─── Dataset

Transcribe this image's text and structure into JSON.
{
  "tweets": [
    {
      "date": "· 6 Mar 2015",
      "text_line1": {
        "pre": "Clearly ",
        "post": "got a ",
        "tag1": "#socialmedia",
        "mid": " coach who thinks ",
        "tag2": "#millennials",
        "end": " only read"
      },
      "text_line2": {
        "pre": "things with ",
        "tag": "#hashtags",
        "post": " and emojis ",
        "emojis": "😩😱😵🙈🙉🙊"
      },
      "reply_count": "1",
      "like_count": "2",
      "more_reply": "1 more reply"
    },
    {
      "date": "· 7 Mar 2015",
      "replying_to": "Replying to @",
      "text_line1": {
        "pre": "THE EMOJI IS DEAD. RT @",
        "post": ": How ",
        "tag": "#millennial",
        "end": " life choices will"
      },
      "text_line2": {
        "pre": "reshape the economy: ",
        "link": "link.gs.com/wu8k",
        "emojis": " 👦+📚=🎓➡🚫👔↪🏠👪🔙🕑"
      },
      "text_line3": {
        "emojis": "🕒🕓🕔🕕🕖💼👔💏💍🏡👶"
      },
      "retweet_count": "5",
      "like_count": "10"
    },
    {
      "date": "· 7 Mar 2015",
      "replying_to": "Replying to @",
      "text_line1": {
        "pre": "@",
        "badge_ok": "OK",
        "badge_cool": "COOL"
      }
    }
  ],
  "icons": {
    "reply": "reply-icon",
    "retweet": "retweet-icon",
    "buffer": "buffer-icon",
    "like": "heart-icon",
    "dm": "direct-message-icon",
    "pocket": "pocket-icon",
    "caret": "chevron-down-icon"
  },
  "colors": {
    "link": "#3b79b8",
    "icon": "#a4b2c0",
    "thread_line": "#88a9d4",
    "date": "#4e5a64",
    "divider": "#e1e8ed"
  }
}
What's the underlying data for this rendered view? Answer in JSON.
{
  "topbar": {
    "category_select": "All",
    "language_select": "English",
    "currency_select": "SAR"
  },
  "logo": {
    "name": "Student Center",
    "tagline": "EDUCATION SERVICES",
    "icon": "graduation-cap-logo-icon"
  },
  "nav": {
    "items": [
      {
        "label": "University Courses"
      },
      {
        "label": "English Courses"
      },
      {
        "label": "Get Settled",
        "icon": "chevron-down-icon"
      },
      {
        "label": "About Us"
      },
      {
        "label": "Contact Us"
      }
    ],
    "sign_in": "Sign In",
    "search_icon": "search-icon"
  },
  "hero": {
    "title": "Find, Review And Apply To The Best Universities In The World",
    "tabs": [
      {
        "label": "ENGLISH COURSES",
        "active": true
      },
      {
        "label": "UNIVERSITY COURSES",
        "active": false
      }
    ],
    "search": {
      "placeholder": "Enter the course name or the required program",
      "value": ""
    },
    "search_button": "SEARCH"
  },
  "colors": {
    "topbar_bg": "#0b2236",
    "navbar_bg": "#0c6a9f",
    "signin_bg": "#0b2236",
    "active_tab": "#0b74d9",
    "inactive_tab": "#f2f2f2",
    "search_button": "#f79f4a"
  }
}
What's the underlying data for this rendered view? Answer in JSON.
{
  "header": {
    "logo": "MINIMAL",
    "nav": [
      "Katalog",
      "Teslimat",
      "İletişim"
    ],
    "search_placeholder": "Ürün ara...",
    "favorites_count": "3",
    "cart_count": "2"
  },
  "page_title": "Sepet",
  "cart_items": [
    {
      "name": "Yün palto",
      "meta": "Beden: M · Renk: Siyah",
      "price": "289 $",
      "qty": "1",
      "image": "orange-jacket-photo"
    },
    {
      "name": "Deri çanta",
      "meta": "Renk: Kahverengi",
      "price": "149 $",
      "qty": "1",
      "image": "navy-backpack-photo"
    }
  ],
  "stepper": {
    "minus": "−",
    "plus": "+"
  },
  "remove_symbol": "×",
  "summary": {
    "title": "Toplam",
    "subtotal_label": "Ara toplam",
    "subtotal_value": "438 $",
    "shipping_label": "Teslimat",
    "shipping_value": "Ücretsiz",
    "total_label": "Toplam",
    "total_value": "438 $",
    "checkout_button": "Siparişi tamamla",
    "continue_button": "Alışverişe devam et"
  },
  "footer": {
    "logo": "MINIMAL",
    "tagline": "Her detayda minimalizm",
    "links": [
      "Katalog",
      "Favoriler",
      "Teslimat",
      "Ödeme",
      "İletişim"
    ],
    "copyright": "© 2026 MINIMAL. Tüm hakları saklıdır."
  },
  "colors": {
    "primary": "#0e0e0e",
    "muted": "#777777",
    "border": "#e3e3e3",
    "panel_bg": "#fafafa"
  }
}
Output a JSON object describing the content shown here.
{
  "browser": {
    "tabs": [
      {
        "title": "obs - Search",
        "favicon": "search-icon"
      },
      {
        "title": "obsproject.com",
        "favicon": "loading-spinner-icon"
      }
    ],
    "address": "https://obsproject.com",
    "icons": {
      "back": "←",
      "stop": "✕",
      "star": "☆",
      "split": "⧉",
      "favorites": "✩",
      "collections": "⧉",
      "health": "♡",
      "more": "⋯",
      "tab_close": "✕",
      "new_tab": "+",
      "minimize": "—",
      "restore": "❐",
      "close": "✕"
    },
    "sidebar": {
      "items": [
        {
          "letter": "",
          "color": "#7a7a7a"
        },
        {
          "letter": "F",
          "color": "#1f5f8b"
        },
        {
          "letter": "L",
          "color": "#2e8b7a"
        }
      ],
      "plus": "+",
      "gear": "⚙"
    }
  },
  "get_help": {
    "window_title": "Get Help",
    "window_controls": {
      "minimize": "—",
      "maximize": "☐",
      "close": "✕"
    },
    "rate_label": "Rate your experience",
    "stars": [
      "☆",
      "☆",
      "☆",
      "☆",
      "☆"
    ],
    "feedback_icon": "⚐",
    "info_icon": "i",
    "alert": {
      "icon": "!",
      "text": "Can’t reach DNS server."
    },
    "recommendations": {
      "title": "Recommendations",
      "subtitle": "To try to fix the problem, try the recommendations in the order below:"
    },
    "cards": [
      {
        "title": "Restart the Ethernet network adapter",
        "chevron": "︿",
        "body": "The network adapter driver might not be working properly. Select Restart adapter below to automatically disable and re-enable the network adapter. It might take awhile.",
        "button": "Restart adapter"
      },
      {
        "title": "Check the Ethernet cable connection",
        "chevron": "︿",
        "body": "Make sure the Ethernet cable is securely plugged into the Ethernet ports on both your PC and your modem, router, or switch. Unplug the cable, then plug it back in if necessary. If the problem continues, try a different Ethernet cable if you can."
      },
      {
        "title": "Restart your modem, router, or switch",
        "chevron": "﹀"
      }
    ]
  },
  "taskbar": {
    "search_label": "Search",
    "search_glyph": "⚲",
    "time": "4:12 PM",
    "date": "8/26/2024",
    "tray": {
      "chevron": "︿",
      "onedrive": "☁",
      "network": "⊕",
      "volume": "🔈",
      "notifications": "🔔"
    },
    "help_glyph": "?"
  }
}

──────

#### What is being asked
All of the records must be retyped exactly as they are.

#### Correct response
Transcribe this image's text and structure into JSON.
{
  "tweets": [
    {
      "date": "· 6 Mar 2015",
      "text_line1": {
        "pre": "Clearly ",
        "post": "got a ",
        "tag1": "#socialmedia",
        "mid": " coach who thinks ",
        "tag2": "#millennials",
        "end": " only read"
      },
      "text_line2": {
        "pre": "things with ",
        "tag": "#hashtags",
        "post": " and emojis ",
        "emojis": "😩😱😵🙈🙉🙊"
      },
      "reply_count": "1",
      "like_count": "2",
      "more_reply": "1 more reply"
    },
    {
      "date": "· 7 Mar 2015",
      "replying_to": "Replying to @",
      "text_line1": {
        "pre": "THE EMOJI IS DEAD. RT @",
        "post": ": How ",
        "tag": "#millennial",
        "end": " life choices will"
      },
      "text_line2": {
        "pre": "reshape the economy: ",
        "link": "link.gs.com/wu8k",
        "emojis": " 👦+📚=🎓➡🚫👔↪🏠👪🔙🕑"
      },
      "text_line3": {
        "emojis": "🕒🕓🕔🕕🕖💼👔💏💍🏡👶"
      },
      "retweet_count": "5",
      "like_count": "10"
    },
    {
      "date": "· 7 Mar 2015",
      "replying_to": "Replying to @",
      "text_line1": {
        "pre": "@",
        "badge_ok": "OK",
        "badge_cool": "COOL"
      }
    }
  ],
  "icons": {
    "reply": "reply-icon",
    "retweet": "retweet-icon",
    "buffer": "buffer-icon",
    "like": "heart-icon",
    "dm": "direct-message-icon",
    "pocket": "pocket-icon",
    "caret": "chevron-down-icon"
  },
  "colors": {
    "link": "#3b79b8",
    "icon": "#a4b2c0",
    "thread_line": "#88a9d4",
    "date": "#4e5a64",
    "divider": "#e1e8ed"
  }
}
What's the underlying data for this rendered view? Answer in JSON.
{
  "topbar": {
    "category_select": "All",
    "language_select": "English",
    "currency_select": "SAR"
  },
  "logo": {
    "name": "Student Center",
    "tagline": "EDUCATION SERVICES",
    "icon": "graduation-cap-logo-icon"
  },
  "nav": {
    "items": [
      {
        "label": "University Courses"
      },
      {
        "label": "English Courses"
      },
      {
        "label": "Get Settled",
        "icon": "chevron-down-icon"
      },
      {
        "label": "About Us"
      },
      {
        "label": "Contact Us"
      }
    ],
    "sign_in": "Sign In",
    "search_icon": "search-icon"
  },
  "hero": {
    "title": "Find, Review And Apply To The Best Universities In The World",
    "tabs": [
      {
        "label": "ENGLISH COURSES",
        "active": true
      },
      {
        "label": "UNIVERSITY COURSES",
        "active": false
      }
    ],
    "search": {
      "placeholder": "Enter the course name or the required program",
      "value": ""
    },
    "search_button": "SEARCH"
  },
  "colors": {
    "topbar_bg": "#0b2236",
    "navbar_bg": "#0c6a9f",
    "signin_bg": "#0b2236",
    "active_tab": "#0b74d9",
    "inactive_tab": "#f2f2f2",
    "search_button": "#f79f4a"
  }
}
What's the underlying data for this rendered view? Answer in JSON.
{
  "header": {
    "logo": "MINIMAL",
    "nav": [
      "Katalog",
      "Teslimat",
      "İletişim"
    ],
    "search_placeholder": "Ürün ara...",
    "favorites_count": "3",
    "cart_count": "2"
  },
  "page_title": "Sepet",
  "cart_items": [
    {
      "name": "Yün palto",
      "meta": "Beden: M · Renk: Siyah",
      "price": "289 $",
      "qty": "1",
      "image": "orange-jacket-photo"
    },
    {
      "name": "Deri çanta",
      "meta": "Renk: Kahverengi",
      "price": "149 $",
      "qty": "1",
      "image": "navy-backpack-photo"
    }
  ],
  "stepper": {
    "minus": "−",
    "plus": "+"
  },
  "remove_symbol": "×",
  "summary": {
    "title": "Toplam",
    "subtotal_label": "Ara toplam",
    "subtotal_value": "438 $",
    "shipping_label": "Teslimat",
    "shipping_value": "Ücretsiz",
    "total_label": "Toplam",
    "total_value": "438 $",
    "checkout_button": "Siparişi tamamla",
    "continue_button": "Alışverişe devam et"
  },
  "footer": {
    "logo": "MINIMAL",
    "tagline": "Her detayda minimalizm",
    "links": [
      "Katalog",
      "Favoriler",
      "Teslimat",
      "Ödeme",
      "İletişim"
    ],
    "copyright": "© 2026 MINIMAL. Tüm hakları saklıdır."
  },
  "colors": {
    "primary": "#0e0e0e",
    "muted": "#777777",
    "border": "#e3e3e3",
    "panel_bg": "#fafafa"
  }
}
Output a JSON object describing the content shown here.
{
  "browser": {
    "tabs": [
      {
        "title": "obs - Search",
        "favicon": "search-icon"
      },
      {
        "title": "obsproject.com",
        "favicon": "loading-spinner-icon"
      }
    ],
    "address": "https://obsproject.com",
    "icons": {
      "back": "←",
      "stop": "✕",
      "star": "☆",
      "split": "⧉",
      "favorites": "✩",
      "collections": "⧉",
      "health": "♡",
      "more": "⋯",
      "tab_close": "✕",
      "new_tab": "+",
      "minimize": "—",
      "restore": "❐",
      "close": "✕"
    },
    "sidebar": {
      "items": [
        {
          "letter": "",
          "color": "#7a7a7a"
        },
        {
          "letter": "F",
          "color": "#1f5f8b"
        },
        {
          "letter": "L",
          "color": "#2e8b7a"
        }
      ],
      "plus": "+",
      "gear": "⚙"
    }
  },
  "get_help": {
    "window_title": "Get Help",
    "window_controls": {
      "minimize": "—",
      "maximize": "☐",
      "close": "✕"
    },
    "rate_label": "Rate your experience",
    "stars": [
      "☆",
      "☆",
      "☆",
      "☆",
      "☆"
    ],
    "feedback_icon": "⚐",
    "info_icon": "i",
    "alert": {
      "icon": "!",
      "text": "Can’t reach DNS server."
    },
    "recommendations": {
      "title": "Recommendations",
      "subtitle": "To try to fix the problem, try the recommendations in the order below:"
    },
    "cards": [
      {
        "title": "Restart the Ethernet network adapter",
        "chevron": "︿",
        "body": "The network adapter driver might not be working properly. Select Restart adapter below to automatically disable and re-enable the network adapter. It might take awhile.",
        "button": "Restart adapter"
      },
      {
        "title": "Check the Ethernet cable connection",
        "chevron": "︿",
        "body": "Make sure the Ethernet cable is securely plugged into the Ethernet ports on both your PC and your modem, router, or switch. Unplug the cable, then plug it back in if necessary. If the problem continues, try a different Ethernet cable if you can."
      },
      {
        "title": "Restart your modem, router, or switch",
        "chevron": "﹀"
      }
    ]
  },
  "taskbar": {
    "search_label": "Search",
    "search_glyph": "⚲",
    "time": "4:12 PM",
    "date": "8/26/2024",
    "tray": {
      "chevron": "︿",
      "onedrive": "☁",
      "network": "⊕",
      "volume": "🔈",
      "notifications": "🔔"
    },
    "help_glyph": "?"
  }
}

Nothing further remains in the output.